**Stored records:**
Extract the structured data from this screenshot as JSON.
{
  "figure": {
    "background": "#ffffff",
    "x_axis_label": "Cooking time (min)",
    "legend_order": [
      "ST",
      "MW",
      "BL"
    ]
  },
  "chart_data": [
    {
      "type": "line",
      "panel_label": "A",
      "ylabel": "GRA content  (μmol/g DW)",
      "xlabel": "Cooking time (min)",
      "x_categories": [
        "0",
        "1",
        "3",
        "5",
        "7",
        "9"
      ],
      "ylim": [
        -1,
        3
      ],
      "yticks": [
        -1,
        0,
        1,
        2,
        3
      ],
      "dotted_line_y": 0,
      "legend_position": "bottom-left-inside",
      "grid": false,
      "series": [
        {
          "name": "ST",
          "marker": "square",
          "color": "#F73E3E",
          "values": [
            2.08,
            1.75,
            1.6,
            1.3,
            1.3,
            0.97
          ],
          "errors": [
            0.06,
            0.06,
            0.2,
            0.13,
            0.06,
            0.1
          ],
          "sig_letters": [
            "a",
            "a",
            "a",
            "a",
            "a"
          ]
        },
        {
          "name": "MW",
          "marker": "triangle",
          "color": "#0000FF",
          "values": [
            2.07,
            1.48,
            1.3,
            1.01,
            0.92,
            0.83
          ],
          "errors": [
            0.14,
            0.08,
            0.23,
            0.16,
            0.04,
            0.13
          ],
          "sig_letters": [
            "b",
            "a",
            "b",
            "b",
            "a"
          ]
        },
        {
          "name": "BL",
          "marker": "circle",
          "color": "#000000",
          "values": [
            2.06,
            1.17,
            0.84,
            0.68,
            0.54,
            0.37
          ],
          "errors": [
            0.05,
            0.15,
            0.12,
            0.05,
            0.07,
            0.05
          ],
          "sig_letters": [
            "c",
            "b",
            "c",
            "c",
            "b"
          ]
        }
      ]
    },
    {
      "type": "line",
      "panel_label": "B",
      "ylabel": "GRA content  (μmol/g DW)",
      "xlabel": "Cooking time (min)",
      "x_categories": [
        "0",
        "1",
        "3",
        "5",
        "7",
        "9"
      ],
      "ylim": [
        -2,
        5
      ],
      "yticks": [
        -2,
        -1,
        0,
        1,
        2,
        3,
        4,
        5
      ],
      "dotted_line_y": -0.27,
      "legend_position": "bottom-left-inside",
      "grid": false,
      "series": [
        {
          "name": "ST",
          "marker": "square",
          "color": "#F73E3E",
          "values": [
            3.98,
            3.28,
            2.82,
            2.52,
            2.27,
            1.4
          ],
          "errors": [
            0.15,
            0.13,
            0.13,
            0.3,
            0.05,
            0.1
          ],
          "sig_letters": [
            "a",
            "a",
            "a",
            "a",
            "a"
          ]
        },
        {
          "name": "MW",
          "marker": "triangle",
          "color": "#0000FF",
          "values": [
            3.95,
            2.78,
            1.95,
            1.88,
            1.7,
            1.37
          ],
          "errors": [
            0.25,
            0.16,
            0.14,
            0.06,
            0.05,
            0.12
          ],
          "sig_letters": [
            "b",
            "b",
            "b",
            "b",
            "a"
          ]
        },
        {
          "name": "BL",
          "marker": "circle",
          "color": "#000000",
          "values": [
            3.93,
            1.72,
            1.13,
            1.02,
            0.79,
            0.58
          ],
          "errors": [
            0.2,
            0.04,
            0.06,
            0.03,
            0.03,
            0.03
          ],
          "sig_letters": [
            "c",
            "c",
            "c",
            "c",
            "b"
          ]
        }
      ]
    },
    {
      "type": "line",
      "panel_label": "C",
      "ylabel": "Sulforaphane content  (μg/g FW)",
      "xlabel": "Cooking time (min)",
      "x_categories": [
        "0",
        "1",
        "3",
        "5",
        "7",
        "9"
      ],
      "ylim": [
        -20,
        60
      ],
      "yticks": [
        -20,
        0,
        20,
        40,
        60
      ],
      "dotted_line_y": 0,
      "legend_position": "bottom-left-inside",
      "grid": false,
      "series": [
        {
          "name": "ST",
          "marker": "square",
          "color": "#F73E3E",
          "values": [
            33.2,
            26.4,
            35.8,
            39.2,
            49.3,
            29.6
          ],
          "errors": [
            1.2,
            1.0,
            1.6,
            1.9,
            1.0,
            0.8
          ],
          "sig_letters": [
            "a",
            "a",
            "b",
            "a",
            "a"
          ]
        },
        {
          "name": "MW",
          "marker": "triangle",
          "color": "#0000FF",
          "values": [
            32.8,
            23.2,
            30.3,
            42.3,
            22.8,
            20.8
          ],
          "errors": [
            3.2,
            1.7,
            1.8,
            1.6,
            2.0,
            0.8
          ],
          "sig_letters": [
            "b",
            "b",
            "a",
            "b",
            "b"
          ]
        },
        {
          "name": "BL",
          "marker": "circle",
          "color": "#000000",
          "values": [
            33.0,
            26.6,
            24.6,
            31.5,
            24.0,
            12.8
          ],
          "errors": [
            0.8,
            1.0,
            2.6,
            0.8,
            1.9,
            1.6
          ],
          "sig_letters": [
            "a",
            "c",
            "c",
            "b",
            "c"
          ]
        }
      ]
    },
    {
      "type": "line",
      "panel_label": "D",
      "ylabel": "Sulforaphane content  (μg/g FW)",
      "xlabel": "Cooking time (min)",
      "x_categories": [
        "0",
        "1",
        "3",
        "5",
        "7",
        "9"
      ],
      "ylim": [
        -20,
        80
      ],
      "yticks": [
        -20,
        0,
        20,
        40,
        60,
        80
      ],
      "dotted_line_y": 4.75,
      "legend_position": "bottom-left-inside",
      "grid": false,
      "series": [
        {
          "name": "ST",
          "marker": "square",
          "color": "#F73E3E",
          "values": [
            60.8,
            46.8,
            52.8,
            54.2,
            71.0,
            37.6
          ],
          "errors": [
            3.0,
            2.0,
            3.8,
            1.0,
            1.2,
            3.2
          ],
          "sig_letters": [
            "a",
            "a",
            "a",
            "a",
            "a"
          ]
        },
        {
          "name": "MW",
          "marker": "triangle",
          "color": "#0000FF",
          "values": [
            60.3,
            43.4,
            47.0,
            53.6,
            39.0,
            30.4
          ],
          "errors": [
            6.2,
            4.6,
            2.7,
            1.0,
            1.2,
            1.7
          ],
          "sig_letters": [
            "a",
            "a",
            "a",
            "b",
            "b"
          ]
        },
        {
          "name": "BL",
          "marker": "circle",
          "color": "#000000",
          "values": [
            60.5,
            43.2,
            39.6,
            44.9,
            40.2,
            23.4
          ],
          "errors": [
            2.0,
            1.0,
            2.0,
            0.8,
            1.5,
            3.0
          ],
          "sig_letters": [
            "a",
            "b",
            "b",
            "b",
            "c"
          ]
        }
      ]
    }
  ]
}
---
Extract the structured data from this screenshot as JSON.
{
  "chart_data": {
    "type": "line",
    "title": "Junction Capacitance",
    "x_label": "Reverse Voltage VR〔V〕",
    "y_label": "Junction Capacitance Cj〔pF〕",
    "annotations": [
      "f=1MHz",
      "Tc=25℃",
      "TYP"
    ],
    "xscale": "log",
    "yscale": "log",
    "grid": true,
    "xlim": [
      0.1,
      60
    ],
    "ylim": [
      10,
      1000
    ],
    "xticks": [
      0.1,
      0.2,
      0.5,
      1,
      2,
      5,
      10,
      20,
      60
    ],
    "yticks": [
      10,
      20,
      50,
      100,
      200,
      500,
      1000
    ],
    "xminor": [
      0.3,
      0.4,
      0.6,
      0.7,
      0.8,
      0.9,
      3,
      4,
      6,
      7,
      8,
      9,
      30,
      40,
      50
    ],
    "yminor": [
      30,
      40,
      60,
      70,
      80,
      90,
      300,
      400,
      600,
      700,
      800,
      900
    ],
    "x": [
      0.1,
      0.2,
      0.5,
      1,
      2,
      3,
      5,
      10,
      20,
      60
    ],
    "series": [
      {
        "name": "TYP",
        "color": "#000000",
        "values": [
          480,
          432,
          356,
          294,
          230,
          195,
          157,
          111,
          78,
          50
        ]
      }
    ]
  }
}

**Exercise details:**
Where does the word "Capacitance" appear? Return each line that holds it.

**Exercise result:**
    "title": "Junction Capacitance",
    "y_label": "Junction Capacitance Cj〔pF〕",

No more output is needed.